Goal
Please explain in one to three sentences why the spec review excerpt suggests using "can" instead of "may" in the passage about other mechanisms providing access to the same APIs.

Excerpt
The word "selectively" bothers me, as it implies some kind of
artificial intelligence.

> This prohibition
> must apply equally to access through APIs (e.g. XMLHttpRequest) or
> through inlined content (e.g. iframe, script, img).

"This prohibition" doesn't make sense there, which prohibition. Make
the above either a statement of fact (drop the must), or convert it to
a testable assertion (A user agent must..).

> Scripts executing in that widget execution scope have access to
> feature-enabled APIs. Note that other mechanisms may provide access to
> the same APIs in other contexts, but that that is outside the scope of
> this specification.

Again, an untestable assertion and you use the word Note where it is
not marked up as a  "note". This note also uses RFC2119 terminology
yet does not apply to a product. I suggest dropping "may" (use "can")
instead and making this into an actual note.

Whoa! I just realized that this spec lacks a Conformance section.
Wooopsy! :)  We don't have any products defined that can conform to
this spec?

> When permission is selectively turned on to access a given set of
> network resources, it must be granted equally to APIs and inlined
> content.

How is a permission selectively turned on? via a authorized grant request?

The above is in passive voice, please rewrite in active voice.

Inline content should be formally defined (or reference HTML5).

> The exact rules defining which execution scope applies to network
> resources loaded into a document running in the widget execution scope
> depend on the language that is being used inside the the widget.

Break here. Mark up the following as an example:

> For
> instance, in HTML 5 [HTML5] a script loaded off the network into a
> document running in the widget execution scope is itself in the same
> scope,

Full stop.

> whereas a document loaded off the network in an iframe will be
> in the web execution scope.

Provided data
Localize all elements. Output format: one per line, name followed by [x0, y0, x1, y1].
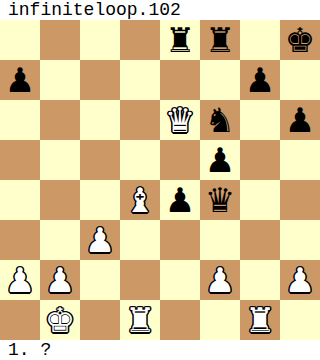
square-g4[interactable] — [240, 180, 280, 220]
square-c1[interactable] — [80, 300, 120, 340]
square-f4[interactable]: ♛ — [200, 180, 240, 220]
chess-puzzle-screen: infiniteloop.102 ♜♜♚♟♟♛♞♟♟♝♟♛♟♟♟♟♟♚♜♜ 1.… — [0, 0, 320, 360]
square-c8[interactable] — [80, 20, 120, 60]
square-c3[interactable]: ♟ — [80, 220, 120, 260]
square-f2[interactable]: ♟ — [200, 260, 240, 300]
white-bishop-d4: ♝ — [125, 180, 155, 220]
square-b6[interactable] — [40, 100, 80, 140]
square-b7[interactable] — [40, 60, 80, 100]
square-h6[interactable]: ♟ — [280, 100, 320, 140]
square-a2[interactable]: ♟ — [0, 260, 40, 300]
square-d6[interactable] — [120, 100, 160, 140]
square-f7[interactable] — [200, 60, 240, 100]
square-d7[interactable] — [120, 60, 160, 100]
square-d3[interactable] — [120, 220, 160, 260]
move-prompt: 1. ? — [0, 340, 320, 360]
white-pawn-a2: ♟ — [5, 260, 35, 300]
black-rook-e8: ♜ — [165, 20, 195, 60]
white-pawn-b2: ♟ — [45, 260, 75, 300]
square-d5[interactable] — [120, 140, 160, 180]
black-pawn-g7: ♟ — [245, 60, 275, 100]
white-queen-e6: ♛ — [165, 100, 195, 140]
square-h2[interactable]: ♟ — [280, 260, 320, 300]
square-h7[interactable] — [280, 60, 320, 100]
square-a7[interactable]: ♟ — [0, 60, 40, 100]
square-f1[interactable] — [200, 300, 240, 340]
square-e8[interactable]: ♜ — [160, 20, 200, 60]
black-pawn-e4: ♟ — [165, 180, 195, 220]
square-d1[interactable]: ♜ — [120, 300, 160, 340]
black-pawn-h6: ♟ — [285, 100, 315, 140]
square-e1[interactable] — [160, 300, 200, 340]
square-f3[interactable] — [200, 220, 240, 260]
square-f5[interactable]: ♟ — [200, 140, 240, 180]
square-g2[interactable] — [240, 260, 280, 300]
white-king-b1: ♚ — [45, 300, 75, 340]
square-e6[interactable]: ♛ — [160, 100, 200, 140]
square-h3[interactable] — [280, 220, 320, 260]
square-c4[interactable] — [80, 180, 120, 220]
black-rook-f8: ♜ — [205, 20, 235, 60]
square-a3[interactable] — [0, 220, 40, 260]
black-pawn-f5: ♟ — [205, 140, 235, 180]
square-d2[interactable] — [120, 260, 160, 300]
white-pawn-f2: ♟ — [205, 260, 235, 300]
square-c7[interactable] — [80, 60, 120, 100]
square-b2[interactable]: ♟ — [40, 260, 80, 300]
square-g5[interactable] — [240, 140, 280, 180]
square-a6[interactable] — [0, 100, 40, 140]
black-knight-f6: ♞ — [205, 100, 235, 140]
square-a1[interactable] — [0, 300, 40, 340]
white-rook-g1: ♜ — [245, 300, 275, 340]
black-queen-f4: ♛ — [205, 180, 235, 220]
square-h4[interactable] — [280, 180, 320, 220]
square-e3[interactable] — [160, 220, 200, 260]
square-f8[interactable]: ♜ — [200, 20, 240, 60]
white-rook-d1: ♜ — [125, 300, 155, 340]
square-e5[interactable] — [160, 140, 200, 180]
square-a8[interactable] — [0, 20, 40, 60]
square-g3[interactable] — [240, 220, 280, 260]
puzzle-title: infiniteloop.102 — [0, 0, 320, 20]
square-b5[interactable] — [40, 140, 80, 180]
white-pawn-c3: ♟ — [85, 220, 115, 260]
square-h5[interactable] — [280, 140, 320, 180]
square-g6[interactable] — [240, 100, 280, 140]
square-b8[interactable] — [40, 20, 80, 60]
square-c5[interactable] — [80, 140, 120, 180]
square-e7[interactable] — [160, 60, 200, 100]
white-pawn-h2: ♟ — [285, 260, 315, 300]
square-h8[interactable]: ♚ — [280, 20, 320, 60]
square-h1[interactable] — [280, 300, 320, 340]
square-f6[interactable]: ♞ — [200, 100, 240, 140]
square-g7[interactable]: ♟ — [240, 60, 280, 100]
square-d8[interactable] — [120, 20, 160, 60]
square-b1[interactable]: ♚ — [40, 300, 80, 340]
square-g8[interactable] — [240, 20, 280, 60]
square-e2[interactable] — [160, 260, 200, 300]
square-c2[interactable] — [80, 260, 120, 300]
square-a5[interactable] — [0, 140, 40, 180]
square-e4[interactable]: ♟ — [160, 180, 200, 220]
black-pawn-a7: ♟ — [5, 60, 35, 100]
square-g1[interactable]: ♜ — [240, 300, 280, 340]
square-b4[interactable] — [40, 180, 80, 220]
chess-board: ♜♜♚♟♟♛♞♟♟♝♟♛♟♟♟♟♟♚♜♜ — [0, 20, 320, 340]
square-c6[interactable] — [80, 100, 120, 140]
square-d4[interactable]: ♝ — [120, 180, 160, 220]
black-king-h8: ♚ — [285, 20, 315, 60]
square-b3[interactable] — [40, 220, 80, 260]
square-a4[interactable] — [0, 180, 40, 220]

==

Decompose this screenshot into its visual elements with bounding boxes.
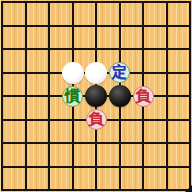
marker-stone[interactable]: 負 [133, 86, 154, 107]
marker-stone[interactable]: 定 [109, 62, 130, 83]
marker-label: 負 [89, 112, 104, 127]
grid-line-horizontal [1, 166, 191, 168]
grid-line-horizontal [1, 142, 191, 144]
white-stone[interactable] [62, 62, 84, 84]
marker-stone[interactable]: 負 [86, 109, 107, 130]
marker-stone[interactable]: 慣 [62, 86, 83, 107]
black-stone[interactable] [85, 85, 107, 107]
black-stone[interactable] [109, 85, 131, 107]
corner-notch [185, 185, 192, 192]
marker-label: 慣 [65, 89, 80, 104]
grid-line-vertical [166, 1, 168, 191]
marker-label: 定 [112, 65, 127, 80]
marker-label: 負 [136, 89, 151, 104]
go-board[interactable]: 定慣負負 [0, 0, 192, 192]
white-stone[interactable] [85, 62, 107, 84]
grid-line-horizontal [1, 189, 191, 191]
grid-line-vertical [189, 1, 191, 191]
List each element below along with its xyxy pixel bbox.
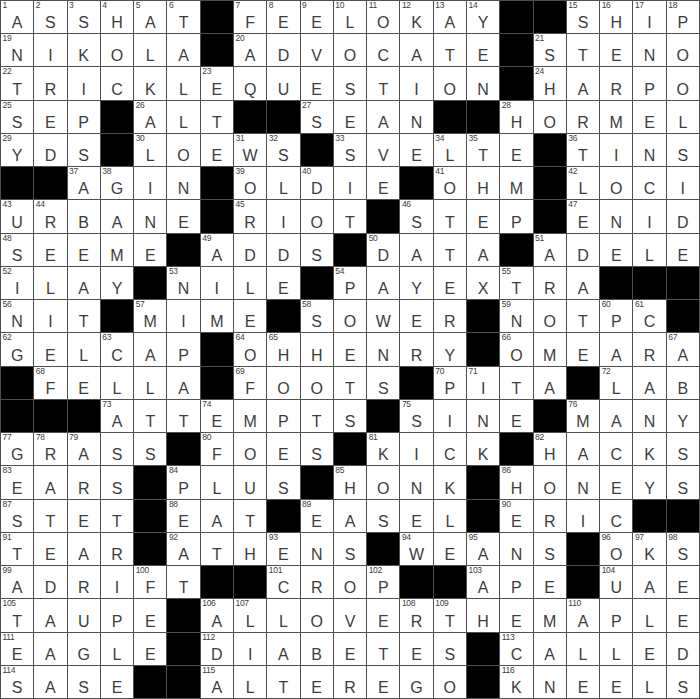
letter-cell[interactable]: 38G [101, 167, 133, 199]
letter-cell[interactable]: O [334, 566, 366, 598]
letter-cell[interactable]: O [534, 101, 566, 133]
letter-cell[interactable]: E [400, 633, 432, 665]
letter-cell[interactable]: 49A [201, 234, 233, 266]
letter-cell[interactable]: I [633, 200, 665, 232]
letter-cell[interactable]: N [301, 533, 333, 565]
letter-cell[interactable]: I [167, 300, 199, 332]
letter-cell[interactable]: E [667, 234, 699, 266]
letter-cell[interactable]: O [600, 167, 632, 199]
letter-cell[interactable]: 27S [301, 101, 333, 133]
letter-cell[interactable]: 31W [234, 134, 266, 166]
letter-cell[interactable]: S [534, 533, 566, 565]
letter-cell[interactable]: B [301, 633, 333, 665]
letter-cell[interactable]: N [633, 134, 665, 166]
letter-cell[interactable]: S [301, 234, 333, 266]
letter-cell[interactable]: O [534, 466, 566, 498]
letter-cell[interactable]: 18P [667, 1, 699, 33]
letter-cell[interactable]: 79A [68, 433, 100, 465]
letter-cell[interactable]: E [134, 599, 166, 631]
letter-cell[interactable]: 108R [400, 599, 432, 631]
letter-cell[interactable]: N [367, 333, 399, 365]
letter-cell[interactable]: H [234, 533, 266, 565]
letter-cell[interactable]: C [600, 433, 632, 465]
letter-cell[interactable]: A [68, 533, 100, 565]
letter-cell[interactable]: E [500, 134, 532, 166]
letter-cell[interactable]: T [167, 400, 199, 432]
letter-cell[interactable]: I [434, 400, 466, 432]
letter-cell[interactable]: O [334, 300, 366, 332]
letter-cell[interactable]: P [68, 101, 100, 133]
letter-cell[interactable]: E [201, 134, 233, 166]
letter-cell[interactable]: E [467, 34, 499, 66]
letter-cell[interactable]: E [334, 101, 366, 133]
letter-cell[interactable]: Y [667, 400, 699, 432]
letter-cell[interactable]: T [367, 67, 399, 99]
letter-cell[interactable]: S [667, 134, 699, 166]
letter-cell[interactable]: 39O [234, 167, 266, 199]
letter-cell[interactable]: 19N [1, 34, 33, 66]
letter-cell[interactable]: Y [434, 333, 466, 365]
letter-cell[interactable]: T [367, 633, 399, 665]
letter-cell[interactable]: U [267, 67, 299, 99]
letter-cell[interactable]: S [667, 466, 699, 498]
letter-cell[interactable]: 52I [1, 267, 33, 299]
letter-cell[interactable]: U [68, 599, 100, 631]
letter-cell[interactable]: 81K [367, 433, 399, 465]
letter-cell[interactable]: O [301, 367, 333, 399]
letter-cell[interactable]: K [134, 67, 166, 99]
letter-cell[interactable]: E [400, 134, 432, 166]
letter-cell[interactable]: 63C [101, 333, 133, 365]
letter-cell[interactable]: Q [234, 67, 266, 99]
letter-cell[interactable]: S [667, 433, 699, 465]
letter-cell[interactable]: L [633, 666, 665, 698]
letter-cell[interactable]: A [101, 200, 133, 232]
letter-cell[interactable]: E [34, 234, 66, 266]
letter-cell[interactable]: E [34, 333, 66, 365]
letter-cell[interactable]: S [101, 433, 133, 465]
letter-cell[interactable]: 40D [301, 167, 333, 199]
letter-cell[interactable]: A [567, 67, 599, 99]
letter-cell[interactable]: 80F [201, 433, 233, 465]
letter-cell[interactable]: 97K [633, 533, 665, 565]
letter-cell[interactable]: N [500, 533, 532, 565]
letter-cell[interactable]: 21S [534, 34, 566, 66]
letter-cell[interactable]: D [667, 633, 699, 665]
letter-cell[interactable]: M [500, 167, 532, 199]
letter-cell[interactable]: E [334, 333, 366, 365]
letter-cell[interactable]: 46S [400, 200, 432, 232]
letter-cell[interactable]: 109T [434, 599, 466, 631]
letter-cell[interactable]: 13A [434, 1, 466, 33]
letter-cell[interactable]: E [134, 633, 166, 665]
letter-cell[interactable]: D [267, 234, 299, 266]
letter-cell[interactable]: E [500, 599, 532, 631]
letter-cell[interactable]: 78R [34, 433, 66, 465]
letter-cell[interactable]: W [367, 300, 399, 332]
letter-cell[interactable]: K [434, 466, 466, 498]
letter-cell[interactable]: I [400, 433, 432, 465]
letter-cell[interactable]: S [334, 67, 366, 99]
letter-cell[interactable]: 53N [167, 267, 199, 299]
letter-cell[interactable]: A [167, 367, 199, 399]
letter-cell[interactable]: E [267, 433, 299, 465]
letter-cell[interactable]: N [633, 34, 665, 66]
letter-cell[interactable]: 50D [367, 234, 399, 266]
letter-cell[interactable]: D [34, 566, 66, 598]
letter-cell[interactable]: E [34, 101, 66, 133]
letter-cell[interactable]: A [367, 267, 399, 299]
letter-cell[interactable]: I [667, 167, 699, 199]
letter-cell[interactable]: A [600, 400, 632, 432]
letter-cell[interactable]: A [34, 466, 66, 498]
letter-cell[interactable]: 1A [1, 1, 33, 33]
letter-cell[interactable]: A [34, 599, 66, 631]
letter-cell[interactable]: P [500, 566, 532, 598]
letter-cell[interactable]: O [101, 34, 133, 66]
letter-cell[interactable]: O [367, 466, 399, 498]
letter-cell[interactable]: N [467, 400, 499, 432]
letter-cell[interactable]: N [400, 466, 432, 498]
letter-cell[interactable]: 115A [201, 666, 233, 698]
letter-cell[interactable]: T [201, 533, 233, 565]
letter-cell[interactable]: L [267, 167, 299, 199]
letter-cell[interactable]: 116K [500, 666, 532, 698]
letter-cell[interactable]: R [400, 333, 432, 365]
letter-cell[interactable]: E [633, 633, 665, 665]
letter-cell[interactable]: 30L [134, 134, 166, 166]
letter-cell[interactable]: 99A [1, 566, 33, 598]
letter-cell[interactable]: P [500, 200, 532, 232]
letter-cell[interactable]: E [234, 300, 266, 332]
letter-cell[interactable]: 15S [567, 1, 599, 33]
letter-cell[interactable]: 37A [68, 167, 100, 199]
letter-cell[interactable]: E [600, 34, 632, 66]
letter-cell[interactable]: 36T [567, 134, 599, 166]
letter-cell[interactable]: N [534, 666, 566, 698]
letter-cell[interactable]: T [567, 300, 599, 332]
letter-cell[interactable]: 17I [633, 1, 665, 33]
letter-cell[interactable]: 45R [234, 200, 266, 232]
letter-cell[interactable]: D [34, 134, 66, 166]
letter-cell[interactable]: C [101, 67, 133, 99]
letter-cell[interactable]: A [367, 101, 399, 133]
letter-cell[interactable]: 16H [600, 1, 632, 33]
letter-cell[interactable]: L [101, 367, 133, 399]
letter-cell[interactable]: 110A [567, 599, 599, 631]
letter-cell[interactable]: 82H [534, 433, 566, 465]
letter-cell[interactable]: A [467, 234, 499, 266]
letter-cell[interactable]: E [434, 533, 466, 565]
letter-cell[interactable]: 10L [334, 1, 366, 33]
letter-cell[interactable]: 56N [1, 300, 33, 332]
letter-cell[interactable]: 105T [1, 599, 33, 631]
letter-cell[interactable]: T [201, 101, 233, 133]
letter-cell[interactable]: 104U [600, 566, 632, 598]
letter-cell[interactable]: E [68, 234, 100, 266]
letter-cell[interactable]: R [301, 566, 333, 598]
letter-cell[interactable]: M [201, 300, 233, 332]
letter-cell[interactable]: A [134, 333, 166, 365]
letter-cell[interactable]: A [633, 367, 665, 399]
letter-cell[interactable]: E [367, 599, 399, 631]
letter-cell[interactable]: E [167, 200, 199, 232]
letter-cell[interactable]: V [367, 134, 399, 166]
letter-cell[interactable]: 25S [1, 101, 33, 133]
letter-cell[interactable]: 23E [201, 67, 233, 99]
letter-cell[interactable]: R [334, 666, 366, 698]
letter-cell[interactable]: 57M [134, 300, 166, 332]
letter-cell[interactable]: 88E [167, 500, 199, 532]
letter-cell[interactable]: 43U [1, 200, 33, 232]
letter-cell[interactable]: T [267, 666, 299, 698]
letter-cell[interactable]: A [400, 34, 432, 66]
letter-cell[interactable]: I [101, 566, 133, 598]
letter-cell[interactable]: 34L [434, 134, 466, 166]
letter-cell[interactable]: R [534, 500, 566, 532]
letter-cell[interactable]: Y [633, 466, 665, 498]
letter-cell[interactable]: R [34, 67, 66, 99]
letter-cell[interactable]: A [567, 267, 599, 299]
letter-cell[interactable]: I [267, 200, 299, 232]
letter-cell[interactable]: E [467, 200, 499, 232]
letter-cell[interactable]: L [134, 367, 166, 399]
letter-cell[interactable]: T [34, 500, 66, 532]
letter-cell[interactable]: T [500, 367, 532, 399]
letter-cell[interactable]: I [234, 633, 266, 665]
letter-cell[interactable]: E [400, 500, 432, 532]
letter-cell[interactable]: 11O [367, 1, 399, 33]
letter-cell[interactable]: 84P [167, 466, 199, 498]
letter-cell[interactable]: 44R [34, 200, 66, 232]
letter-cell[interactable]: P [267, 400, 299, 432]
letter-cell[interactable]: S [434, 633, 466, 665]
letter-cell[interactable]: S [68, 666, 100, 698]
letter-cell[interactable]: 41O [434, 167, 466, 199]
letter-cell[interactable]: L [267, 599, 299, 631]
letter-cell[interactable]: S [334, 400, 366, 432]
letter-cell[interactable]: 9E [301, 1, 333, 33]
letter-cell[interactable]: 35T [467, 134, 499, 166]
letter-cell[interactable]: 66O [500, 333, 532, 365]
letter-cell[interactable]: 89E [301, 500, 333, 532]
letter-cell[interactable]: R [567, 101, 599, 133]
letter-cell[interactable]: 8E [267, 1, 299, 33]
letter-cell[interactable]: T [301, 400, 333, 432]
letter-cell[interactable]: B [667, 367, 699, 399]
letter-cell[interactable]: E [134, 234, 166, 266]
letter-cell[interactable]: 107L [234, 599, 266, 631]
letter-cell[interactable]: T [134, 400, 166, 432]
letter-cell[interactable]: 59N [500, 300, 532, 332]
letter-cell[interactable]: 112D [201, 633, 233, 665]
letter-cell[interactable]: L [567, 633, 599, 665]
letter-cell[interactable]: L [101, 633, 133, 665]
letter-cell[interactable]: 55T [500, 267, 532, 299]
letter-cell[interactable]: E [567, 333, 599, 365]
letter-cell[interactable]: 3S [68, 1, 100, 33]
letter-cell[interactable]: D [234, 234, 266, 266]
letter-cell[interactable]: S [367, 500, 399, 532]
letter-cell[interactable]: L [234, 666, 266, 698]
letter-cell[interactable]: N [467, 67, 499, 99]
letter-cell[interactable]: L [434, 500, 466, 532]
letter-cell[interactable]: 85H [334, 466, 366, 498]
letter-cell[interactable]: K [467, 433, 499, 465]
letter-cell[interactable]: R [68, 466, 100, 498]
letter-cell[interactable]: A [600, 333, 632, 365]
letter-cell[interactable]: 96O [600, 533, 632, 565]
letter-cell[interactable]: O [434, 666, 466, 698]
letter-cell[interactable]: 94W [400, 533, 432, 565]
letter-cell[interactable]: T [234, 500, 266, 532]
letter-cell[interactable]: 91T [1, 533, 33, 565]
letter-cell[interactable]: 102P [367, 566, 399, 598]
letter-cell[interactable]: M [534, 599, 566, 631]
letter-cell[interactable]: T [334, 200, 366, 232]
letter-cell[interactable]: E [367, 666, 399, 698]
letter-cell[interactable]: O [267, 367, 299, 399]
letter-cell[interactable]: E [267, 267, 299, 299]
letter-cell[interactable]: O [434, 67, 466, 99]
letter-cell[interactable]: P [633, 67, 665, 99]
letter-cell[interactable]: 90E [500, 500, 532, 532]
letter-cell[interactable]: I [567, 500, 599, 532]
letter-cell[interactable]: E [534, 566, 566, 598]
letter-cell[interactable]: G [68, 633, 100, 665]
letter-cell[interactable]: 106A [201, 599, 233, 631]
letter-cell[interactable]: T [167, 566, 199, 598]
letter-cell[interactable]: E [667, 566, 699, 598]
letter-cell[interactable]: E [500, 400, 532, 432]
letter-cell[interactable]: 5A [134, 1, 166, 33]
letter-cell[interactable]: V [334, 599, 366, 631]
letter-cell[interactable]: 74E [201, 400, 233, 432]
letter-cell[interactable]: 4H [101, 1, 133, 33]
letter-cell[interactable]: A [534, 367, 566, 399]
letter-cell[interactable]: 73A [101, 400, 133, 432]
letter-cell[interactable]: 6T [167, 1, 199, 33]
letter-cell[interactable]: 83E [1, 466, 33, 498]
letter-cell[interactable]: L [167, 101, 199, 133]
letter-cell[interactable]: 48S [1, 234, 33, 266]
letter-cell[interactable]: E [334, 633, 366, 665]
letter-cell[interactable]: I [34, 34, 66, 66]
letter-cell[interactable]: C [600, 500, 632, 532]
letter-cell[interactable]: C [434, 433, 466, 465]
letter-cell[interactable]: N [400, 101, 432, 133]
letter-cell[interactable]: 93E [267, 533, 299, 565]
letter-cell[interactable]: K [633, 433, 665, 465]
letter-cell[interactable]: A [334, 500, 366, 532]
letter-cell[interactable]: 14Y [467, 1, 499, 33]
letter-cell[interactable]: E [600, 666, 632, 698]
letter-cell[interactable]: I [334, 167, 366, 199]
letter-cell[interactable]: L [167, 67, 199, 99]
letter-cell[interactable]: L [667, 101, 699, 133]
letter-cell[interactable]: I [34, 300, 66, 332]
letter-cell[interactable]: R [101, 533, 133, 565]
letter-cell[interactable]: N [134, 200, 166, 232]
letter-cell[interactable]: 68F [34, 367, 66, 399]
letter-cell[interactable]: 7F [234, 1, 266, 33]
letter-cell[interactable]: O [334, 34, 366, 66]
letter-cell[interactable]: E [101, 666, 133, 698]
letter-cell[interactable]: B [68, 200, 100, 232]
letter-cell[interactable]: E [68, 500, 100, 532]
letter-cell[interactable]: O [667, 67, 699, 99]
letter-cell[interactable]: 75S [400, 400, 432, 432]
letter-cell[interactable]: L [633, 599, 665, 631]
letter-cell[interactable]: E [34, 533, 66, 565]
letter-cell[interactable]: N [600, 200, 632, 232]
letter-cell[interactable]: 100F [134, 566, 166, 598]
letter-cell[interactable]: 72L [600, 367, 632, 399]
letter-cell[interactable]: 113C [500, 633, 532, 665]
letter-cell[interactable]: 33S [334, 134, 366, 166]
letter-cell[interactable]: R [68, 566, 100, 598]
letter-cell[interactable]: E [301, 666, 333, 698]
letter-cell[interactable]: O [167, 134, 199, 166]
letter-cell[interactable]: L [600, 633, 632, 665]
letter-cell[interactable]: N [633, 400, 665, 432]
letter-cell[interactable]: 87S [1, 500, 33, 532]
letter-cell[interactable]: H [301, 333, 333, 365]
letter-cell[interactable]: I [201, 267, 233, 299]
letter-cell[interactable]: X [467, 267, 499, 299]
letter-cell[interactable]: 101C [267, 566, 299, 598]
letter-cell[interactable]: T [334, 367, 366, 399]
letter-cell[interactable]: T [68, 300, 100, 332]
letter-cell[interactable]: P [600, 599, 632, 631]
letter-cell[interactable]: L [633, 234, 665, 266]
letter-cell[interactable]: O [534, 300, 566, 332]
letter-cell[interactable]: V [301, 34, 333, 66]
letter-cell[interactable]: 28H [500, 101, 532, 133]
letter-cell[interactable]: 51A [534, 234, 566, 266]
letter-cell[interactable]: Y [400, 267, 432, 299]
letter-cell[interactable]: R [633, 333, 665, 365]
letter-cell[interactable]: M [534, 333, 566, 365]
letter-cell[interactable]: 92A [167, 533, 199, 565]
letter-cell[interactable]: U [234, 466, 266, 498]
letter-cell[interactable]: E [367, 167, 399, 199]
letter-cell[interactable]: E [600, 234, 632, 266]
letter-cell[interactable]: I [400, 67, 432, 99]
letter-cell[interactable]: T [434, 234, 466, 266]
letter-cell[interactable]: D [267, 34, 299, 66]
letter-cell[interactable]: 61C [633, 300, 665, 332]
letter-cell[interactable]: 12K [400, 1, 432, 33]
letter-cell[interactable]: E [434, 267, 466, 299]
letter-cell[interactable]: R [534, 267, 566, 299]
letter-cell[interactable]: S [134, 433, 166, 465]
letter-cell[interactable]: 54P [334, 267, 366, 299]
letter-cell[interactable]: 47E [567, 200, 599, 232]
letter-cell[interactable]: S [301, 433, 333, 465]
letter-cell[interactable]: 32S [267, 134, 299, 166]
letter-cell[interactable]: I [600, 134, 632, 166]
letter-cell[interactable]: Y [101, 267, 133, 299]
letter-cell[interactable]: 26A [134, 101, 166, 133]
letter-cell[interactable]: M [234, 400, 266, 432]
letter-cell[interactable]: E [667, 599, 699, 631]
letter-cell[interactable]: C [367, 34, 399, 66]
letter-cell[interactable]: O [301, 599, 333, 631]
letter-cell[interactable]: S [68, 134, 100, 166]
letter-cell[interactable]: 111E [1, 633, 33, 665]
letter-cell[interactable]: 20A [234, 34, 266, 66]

Solution below
The passage uses RFC2119 terminology ("may") even though it does not apply to a product. It is also called a note without being marked up as one. The reviewer therefore suggests using "can" and turning the passage into an actual note.